─── Record set

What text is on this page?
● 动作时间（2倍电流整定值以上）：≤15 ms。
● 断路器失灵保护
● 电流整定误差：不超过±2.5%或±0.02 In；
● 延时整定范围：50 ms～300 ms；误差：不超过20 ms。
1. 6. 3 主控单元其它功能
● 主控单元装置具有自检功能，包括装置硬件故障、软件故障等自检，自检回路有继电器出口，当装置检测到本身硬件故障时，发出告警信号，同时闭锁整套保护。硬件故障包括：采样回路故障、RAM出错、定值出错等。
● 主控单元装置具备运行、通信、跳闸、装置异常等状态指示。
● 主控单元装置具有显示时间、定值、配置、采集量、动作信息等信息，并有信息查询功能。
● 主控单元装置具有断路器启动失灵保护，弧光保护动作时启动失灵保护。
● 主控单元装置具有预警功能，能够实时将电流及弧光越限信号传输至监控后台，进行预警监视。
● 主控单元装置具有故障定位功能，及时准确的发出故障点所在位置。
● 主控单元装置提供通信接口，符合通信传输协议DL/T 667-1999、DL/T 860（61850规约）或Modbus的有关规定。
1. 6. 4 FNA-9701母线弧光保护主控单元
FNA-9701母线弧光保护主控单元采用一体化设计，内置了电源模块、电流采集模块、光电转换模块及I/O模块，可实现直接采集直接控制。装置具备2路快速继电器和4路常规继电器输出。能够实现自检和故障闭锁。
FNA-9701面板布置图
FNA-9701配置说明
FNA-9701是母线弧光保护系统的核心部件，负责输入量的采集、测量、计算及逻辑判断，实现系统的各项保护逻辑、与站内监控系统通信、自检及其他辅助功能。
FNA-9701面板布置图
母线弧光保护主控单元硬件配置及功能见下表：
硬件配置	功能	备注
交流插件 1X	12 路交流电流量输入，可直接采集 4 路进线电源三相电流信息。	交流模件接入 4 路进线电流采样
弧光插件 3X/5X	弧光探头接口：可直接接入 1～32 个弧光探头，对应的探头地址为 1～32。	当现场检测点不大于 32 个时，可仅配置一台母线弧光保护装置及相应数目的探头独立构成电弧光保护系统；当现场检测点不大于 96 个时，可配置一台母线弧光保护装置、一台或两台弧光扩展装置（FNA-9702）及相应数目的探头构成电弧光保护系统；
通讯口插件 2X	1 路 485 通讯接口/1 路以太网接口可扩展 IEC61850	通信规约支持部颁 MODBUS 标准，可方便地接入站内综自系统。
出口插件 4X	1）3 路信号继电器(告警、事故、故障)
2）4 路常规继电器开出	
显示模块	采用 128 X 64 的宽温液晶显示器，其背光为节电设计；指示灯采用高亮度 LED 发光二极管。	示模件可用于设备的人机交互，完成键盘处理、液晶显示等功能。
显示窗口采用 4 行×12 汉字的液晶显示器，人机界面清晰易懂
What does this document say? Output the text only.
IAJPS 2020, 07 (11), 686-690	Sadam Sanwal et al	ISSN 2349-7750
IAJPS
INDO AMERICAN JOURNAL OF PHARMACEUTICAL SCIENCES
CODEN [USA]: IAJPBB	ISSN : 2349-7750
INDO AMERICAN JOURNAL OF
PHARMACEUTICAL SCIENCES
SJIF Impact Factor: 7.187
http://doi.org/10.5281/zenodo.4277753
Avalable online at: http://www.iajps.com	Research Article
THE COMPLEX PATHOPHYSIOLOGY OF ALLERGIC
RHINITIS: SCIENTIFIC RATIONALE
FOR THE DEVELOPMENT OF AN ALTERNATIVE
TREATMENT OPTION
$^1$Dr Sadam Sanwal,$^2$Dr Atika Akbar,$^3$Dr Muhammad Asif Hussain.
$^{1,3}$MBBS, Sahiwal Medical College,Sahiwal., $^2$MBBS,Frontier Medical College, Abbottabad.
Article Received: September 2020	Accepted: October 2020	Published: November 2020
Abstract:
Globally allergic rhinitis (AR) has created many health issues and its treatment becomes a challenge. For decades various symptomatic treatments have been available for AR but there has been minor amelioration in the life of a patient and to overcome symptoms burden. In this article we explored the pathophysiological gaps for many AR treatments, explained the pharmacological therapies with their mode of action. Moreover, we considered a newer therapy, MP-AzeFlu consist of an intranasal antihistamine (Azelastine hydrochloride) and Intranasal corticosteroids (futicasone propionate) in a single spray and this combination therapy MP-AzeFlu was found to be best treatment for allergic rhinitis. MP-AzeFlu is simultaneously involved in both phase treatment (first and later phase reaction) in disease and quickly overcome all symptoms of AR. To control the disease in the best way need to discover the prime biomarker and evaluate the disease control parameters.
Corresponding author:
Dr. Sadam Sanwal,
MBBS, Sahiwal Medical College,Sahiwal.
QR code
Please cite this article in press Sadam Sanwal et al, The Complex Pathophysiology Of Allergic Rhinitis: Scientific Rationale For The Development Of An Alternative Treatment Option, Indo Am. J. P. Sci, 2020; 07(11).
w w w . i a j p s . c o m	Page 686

──────

#### [Exercise prompt]
All the entries above need to be reproduced exactly.

#### [Solution]
What text is on this page?
● 动作时间（2倍电流整定值以上）：≤15 ms。
● 断路器失灵保护
● 电流整定误差：不超过±2.5%或±0.02 In；
● 延时整定范围：50 ms～300 ms；误差：不超过20 ms。
1. 6. 3 主控单元其它功能
● 主控单元装置具有自检功能，包括装置硬件故障、软件故障等自检，自检回路有继电器出口，当装置检测到本身硬件故障时，发出告警信号，同时闭锁整套保护。硬件故障包括：采样回路故障、RAM出错、定值出错等。
● 主控单元装置具备运行、通信、跳闸、装置异常等状态指示。
● 主控单元装置具有显示时间、定值、配置、采集量、动作信息等信息，并有信息查询功能。
● 主控单元装置具有断路器启动失灵保护，弧光保护动作时启动失灵保护。
● 主控单元装置具有预警功能，能够实时将电流及弧光越限信号传输至监控后台，进行预警监视。
● 主控单元装置具有故障定位功能，及时准确的发出故障点所在位置。
● 主控单元装置提供通信接口，符合通信传输协议DL/T 667-1999、DL/T 860（61850规约）或Modbus的有关规定。
1. 6. 4 FNA-9701母线弧光保护主控单元
FNA-9701母线弧光保护主控单元采用一体化设计，内置了电源模块、电流采集模块、光电转换模块及I/O模块，可实现直接采集直接控制。装置具备2路快速继电器和4路常规继电器输出。能够实现自检和故障闭锁。
FNA-9701面板布置图
FNA-9701配置说明
FNA-9701是母线弧光保护系统的核心部件，负责输入量的采集、测量、计算及逻辑判断，实现系统的各项保护逻辑、与站内监控系统通信、自检及其他辅助功能。
FNA-9701面板布置图
母线弧光保护主控单元硬件配置及功能见下表：
硬件配置	功能	备注
交流插件 1X	12 路交流电流量输入，可直接采集 4 路进线电源三相电流信息。	交流模件接入 4 路进线电流采样
弧光插件 3X/5X	弧光探头接口：可直接接入 1～32 个弧光探头，对应的探头地址为 1～32。	当现场检测点不大于 32 个时，可仅配置一台母线弧光保护装置及相应数目的探头独立构成电弧光保护系统；当现场检测点不大于 96 个时，可配置一台母线弧光保护装置、一台或两台弧光扩展装置（FNA-9702）及相应数目的探头构成电弧光保护系统；
通讯口插件 2X	1 路 485 通讯接口/1 路以太网接口可扩展 IEC61850	通信规约支持部颁 MODBUS 标准，可方便地接入站内综自系统。
出口插件 4X	1）3 路信号继电器(告警、事故、故障)
2）4 路常规继电器开出	
显示模块	采用 128 X 64 的宽温液晶显示器，其背光为节电设计；指示灯采用高亮度 LED 发光二极管。	示模件可用于设备的人机交互，完成键盘处理、液晶显示等功能。
显示窗口采用 4 行×12 汉字的液晶显示器，人机界面清晰易懂
What does this document say? Output the text only.
IAJPS 2020, 07 (11), 686-690	Sadam Sanwal et al	ISSN 2349-7750
IAJPS
INDO AMERICAN JOURNAL OF PHARMACEUTICAL SCIENCES
CODEN [USA]: IAJPBB	ISSN : 2349-7750
INDO AMERICAN JOURNAL OF
PHARMACEUTICAL SCIENCES
SJIF Impact Factor: 7.187
http://doi.org/10.5281/zenodo.4277753
Avalable online at: http://www.iajps.com	Research Article
THE COMPLEX PATHOPHYSIOLOGY OF ALLERGIC
RHINITIS: SCIENTIFIC RATIONALE
FOR THE DEVELOPMENT OF AN ALTERNATIVE
TREATMENT OPTION
$^1$Dr Sadam Sanwal,$^2$Dr Atika Akbar,$^3$Dr Muhammad Asif Hussain.
$^{1,3}$MBBS, Sahiwal Medical College,Sahiwal., $^2$MBBS,Frontier Medical College, Abbottabad.
Article Received: September 2020	Accepted: October 2020	Published: November 2020
Abstract:
Globally allergic rhinitis (AR) has created many health issues and its treatment becomes a challenge. For decades various symptomatic treatments have been available for AR but there has been minor amelioration in the life of a patient and to overcome symptoms burden. In this article we explored the pathophysiological gaps for many AR treatments, explained the pharmacological therapies with their mode of action. Moreover, we considered a newer therapy, MP-AzeFlu consist of an intranasal antihistamine (Azelastine hydrochloride) and Intranasal corticosteroids (futicasone propionate) in a single spray and this combination therapy MP-AzeFlu was found to be best treatment for allergic rhinitis. MP-AzeFlu is simultaneously involved in both phase treatment (first and later phase reaction) in disease and quickly overcome all symptoms of AR. To control the disease in the best way need to discover the prime biomarker and evaluate the disease control parameters.
Corresponding author:
Dr. Sadam Sanwal,
MBBS, Sahiwal Medical College,Sahiwal.
QR code
Please cite this article in press Sadam Sanwal et al, The Complex Pathophysiology Of Allergic Rhinitis: Scientific Rationale For The Development Of An Alternative Treatment Option, Indo Am. J. P. Sci, 2020; 07(11).
w w w . i a j p s . c o m	Page 686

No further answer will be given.